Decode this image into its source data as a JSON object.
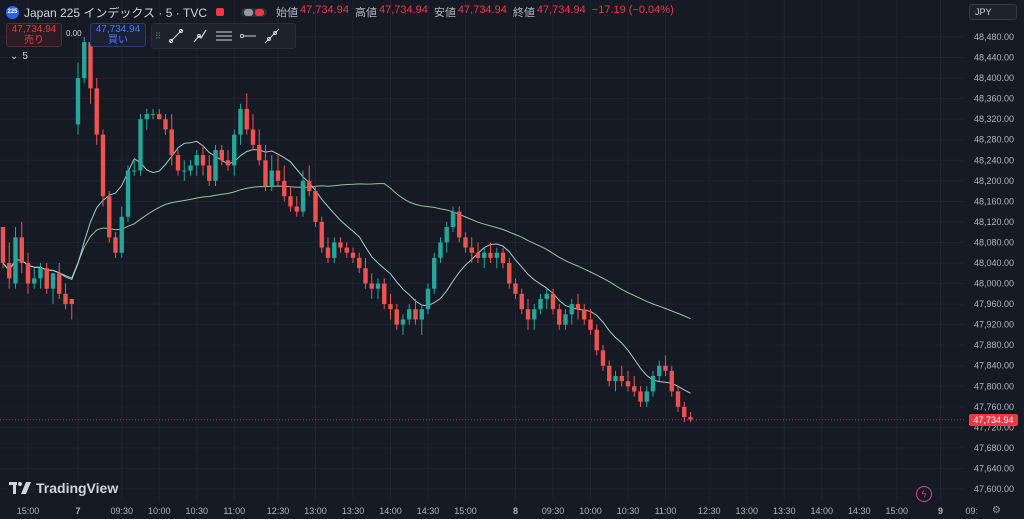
{
  "header": {
    "symbol_badge": "225",
    "symbol_title": "Japan 225 インデックス · 5 · TVC",
    "ohlc": [
      {
        "label": "始値",
        "value": "47,734.94"
      },
      {
        "label": "高値",
        "value": "47,734.94"
      },
      {
        "label": "安値",
        "value": "47,734.94"
      },
      {
        "label": "終値",
        "value": "47,734.94"
      }
    ],
    "change": "−17.19 (−0.04%)"
  },
  "trade": {
    "sell_price": "47,734.94",
    "sell_label": "売り",
    "spread": "0.00",
    "buy_price": "47,734.94",
    "buy_label": "買い"
  },
  "toolbar": {
    "grip_icon": "drag-handle-icon",
    "tools": [
      "trend-line-icon",
      "multi-point-line-icon",
      "parallel-lines-icon",
      "horizontal-ray-icon",
      "extended-line-icon"
    ]
  },
  "indicator": {
    "chevron": "⌄",
    "count": "5"
  },
  "currency": "JPY",
  "last_price_label": "47,734.94",
  "brand": {
    "name": "TradingView"
  },
  "colors": {
    "up": "#26a69a",
    "down": "#ef5350",
    "ma_fast": "#b2dfdb",
    "ma_slow": "#a5d6a7",
    "background": "#161a25",
    "grid": "#1f2330"
  },
  "chart_data": {
    "type": "candlestick",
    "ylim": [
      47580,
      48500
    ],
    "y_ticks": [
      "48,480.00",
      "48,440.00",
      "48,400.00",
      "48,360.00",
      "48,320.00",
      "48,280.00",
      "48,240.00",
      "48,200.00",
      "48,160.00",
      "48,120.00",
      "48,080.00",
      "48,040.00",
      "48,000.00",
      "47,960.00",
      "47,920.00",
      "47,880.00",
      "47,840.00",
      "47,800.00",
      "47,760.00",
      "47,720.00",
      "47,680.00",
      "47,640.00",
      "47,600.00"
    ],
    "x_ticks": [
      {
        "label": "15:00",
        "i": 4
      },
      {
        "label": "7",
        "i": 12
      },
      {
        "label": "09:30",
        "i": 19
      },
      {
        "label": "10:00",
        "i": 25
      },
      {
        "label": "10:30",
        "i": 31
      },
      {
        "label": "11:00",
        "i": 37
      },
      {
        "label": "12:30",
        "i": 44
      },
      {
        "label": "13:00",
        "i": 50
      },
      {
        "label": "13:30",
        "i": 56
      },
      {
        "label": "14:00",
        "i": 62
      },
      {
        "label": "14:30",
        "i": 68
      },
      {
        "label": "15:00",
        "i": 74
      },
      {
        "label": "8",
        "i": 82
      },
      {
        "label": "09:30",
        "i": 88
      },
      {
        "label": "10:00",
        "i": 94
      },
      {
        "label": "10:30",
        "i": 100
      },
      {
        "label": "11:00",
        "i": 106
      },
      {
        "label": "12:30",
        "i": 113
      },
      {
        "label": "13:00",
        "i": 119
      },
      {
        "label": "13:30",
        "i": 125
      },
      {
        "label": "14:00",
        "i": 131
      },
      {
        "label": "14:30",
        "i": 137
      },
      {
        "label": "15:00",
        "i": 143
      },
      {
        "label": "9",
        "i": 150
      },
      {
        "label": "09:",
        "i": 155
      }
    ],
    "candles": [
      [
        48110,
        48110,
        48030,
        48040
      ],
      [
        48040,
        48080,
        47990,
        48010
      ],
      [
        48000,
        48110,
        47990,
        48090
      ],
      [
        48090,
        48120,
        48020,
        48040
      ],
      [
        48040,
        48060,
        47980,
        48000
      ],
      [
        48000,
        48030,
        47990,
        48010
      ],
      [
        48010,
        48040,
        47990,
        48030
      ],
      [
        48030,
        48040,
        47980,
        47990
      ],
      [
        47990,
        48020,
        47960,
        48020
      ],
      [
        48020,
        48040,
        47970,
        47980
      ],
      [
        47980,
        48000,
        47950,
        47960
      ],
      [
        47970,
        47970,
        47930,
        47960
      ],
      [
        48310,
        48430,
        48290,
        48400
      ],
      [
        48400,
        48480,
        48390,
        48470
      ],
      [
        48470,
        48480,
        48350,
        48380
      ],
      [
        48380,
        48400,
        48270,
        48290
      ],
      [
        48290,
        48300,
        48150,
        48170
      ],
      [
        48170,
        48180,
        48080,
        48090
      ],
      [
        48090,
        48100,
        48050,
        48060
      ],
      [
        48060,
        48150,
        48050,
        48130
      ],
      [
        48130,
        48230,
        48120,
        48220
      ],
      [
        48220,
        48240,
        48210,
        48220
      ],
      [
        48220,
        48330,
        48210,
        48320
      ],
      [
        48320,
        48340,
        48300,
        48330
      ],
      [
        48330,
        48340,
        48320,
        48330
      ],
      [
        48330,
        48340,
        48320,
        48320
      ],
      [
        48320,
        48330,
        48290,
        48300
      ],
      [
        48300,
        48330,
        48230,
        48250
      ],
      [
        48250,
        48260,
        48210,
        48220
      ],
      [
        48220,
        48240,
        48200,
        48220
      ],
      [
        48220,
        48240,
        48210,
        48230
      ],
      [
        48230,
        48260,
        48210,
        48250
      ],
      [
        48250,
        48270,
        48210,
        48230
      ],
      [
        48230,
        48250,
        48190,
        48200
      ],
      [
        48200,
        48270,
        48190,
        48260
      ],
      [
        48260,
        48270,
        48230,
        48240
      ],
      [
        48240,
        48260,
        48220,
        48230
      ],
      [
        48230,
        48300,
        48210,
        48290
      ],
      [
        48290,
        48350,
        48270,
        48340
      ],
      [
        48340,
        48370,
        48290,
        48300
      ],
      [
        48300,
        48330,
        48260,
        48270
      ],
      [
        48270,
        48300,
        48230,
        48240
      ],
      [
        48240,
        48270,
        48180,
        48190
      ],
      [
        48190,
        48250,
        48180,
        48220
      ],
      [
        48220,
        48250,
        48190,
        48200
      ],
      [
        48200,
        48230,
        48160,
        48170
      ],
      [
        48170,
        48190,
        48140,
        48150
      ],
      [
        48150,
        48170,
        48130,
        48140
      ],
      [
        48140,
        48220,
        48130,
        48200
      ],
      [
        48200,
        48230,
        48170,
        48180
      ],
      [
        48180,
        48190,
        48110,
        48120
      ],
      [
        48120,
        48130,
        48060,
        48070
      ],
      [
        48070,
        48090,
        48040,
        48050
      ],
      [
        48050,
        48090,
        48040,
        48080
      ],
      [
        48080,
        48090,
        48060,
        48070
      ],
      [
        48070,
        48080,
        48050,
        48060
      ],
      [
        48060,
        48070,
        48040,
        48050
      ],
      [
        48050,
        48060,
        48020,
        48030
      ],
      [
        48030,
        48050,
        47990,
        48000
      ],
      [
        48000,
        48020,
        47970,
        47990
      ],
      [
        47990,
        48010,
        47970,
        48000
      ],
      [
        48000,
        48010,
        47950,
        47960
      ],
      [
        47960,
        47980,
        47930,
        47950
      ],
      [
        47950,
        47960,
        47910,
        47920
      ],
      [
        47920,
        47940,
        47900,
        47930
      ],
      [
        47930,
        47960,
        47920,
        47950
      ],
      [
        47950,
        47970,
        47920,
        47930
      ],
      [
        47930,
        47960,
        47900,
        47950
      ],
      [
        47950,
        48000,
        47940,
        47990
      ],
      [
        47990,
        48060,
        47980,
        48050
      ],
      [
        48050,
        48090,
        48040,
        48080
      ],
      [
        48080,
        48120,
        48060,
        48110
      ],
      [
        48110,
        48150,
        48100,
        48140
      ],
      [
        48140,
        48150,
        48080,
        48090
      ],
      [
        48090,
        48100,
        48060,
        48070
      ],
      [
        48070,
        48090,
        48040,
        48060
      ],
      [
        48060,
        48080,
        48040,
        48050
      ],
      [
        48050,
        48070,
        48030,
        48060
      ],
      [
        48060,
        48080,
        48040,
        48050
      ],
      [
        48050,
        48070,
        48030,
        48060
      ],
      [
        48060,
        48070,
        48030,
        48040
      ],
      [
        48040,
        48050,
        47990,
        48000
      ],
      [
        48000,
        48010,
        47970,
        47980
      ],
      [
        47980,
        47990,
        47940,
        47950
      ],
      [
        47950,
        47970,
        47910,
        47930
      ],
      [
        47930,
        47960,
        47910,
        47950
      ],
      [
        47950,
        47980,
        47940,
        47970
      ],
      [
        47970,
        47990,
        47950,
        47980
      ],
      [
        47980,
        47990,
        47940,
        47950
      ],
      [
        47950,
        47960,
        47910,
        47920
      ],
      [
        47920,
        47950,
        47910,
        47940
      ],
      [
        47940,
        47970,
        47920,
        47960
      ],
      [
        47960,
        47980,
        47930,
        47950
      ],
      [
        47950,
        47960,
        47920,
        47930
      ],
      [
        47930,
        47950,
        47900,
        47910
      ],
      [
        47910,
        47920,
        47860,
        47870
      ],
      [
        47870,
        47880,
        47830,
        47840
      ],
      [
        47840,
        47850,
        47800,
        47810
      ],
      [
        47810,
        47830,
        47790,
        47820
      ],
      [
        47820,
        47840,
        47800,
        47810
      ],
      [
        47810,
        47830,
        47790,
        47800
      ],
      [
        47800,
        47820,
        47780,
        47790
      ],
      [
        47790,
        47800,
        47760,
        47770
      ],
      [
        47770,
        47800,
        47760,
        47790
      ],
      [
        47790,
        47830,
        47780,
        47820
      ],
      [
        47820,
        47850,
        47810,
        47840
      ],
      [
        47840,
        47860,
        47820,
        47830
      ],
      [
        47830,
        47840,
        47780,
        47790
      ],
      [
        47790,
        47800,
        47750,
        47760
      ],
      [
        47760,
        47770,
        47730,
        47740
      ],
      [
        47740,
        47750,
        47730,
        47735
      ]
    ],
    "ma_fast": "10-period",
    "ma_slow": "50-period"
  }
}
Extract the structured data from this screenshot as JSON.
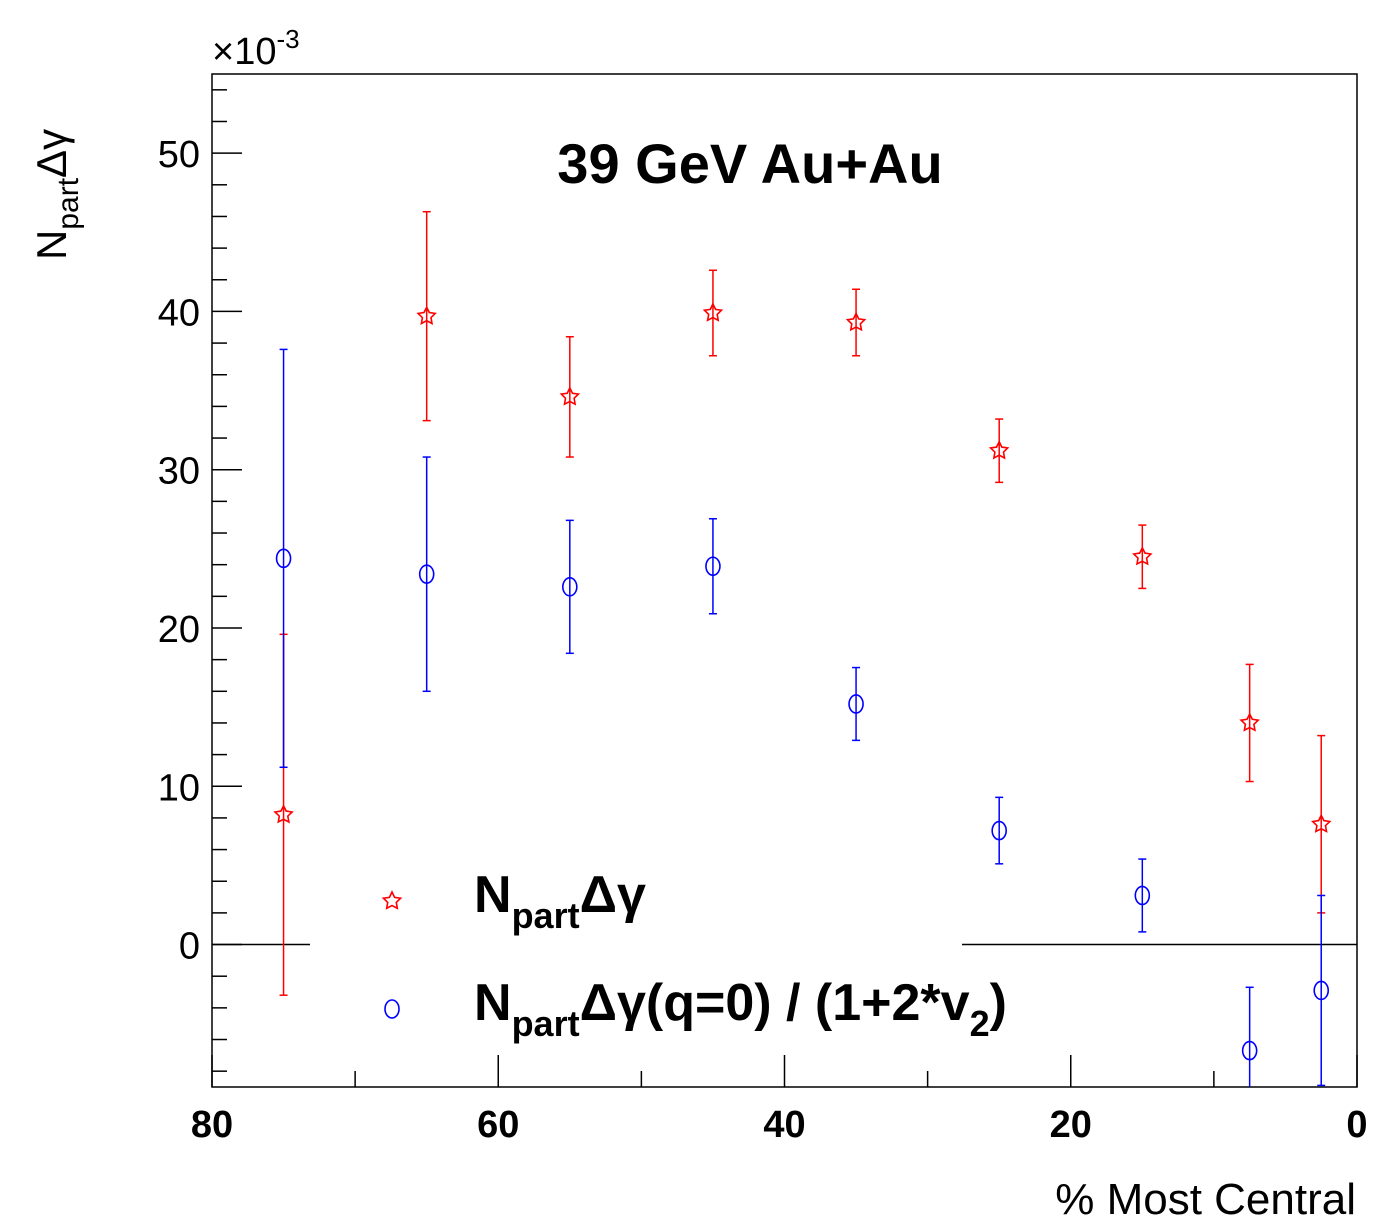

------

From the listing above, collect each line in which the string "JSON" appears.

== RESPONSE TO THIS TASK ==
Decode this image into its source data as a JSON object.
Extract the structured data from this screenshot as JSON.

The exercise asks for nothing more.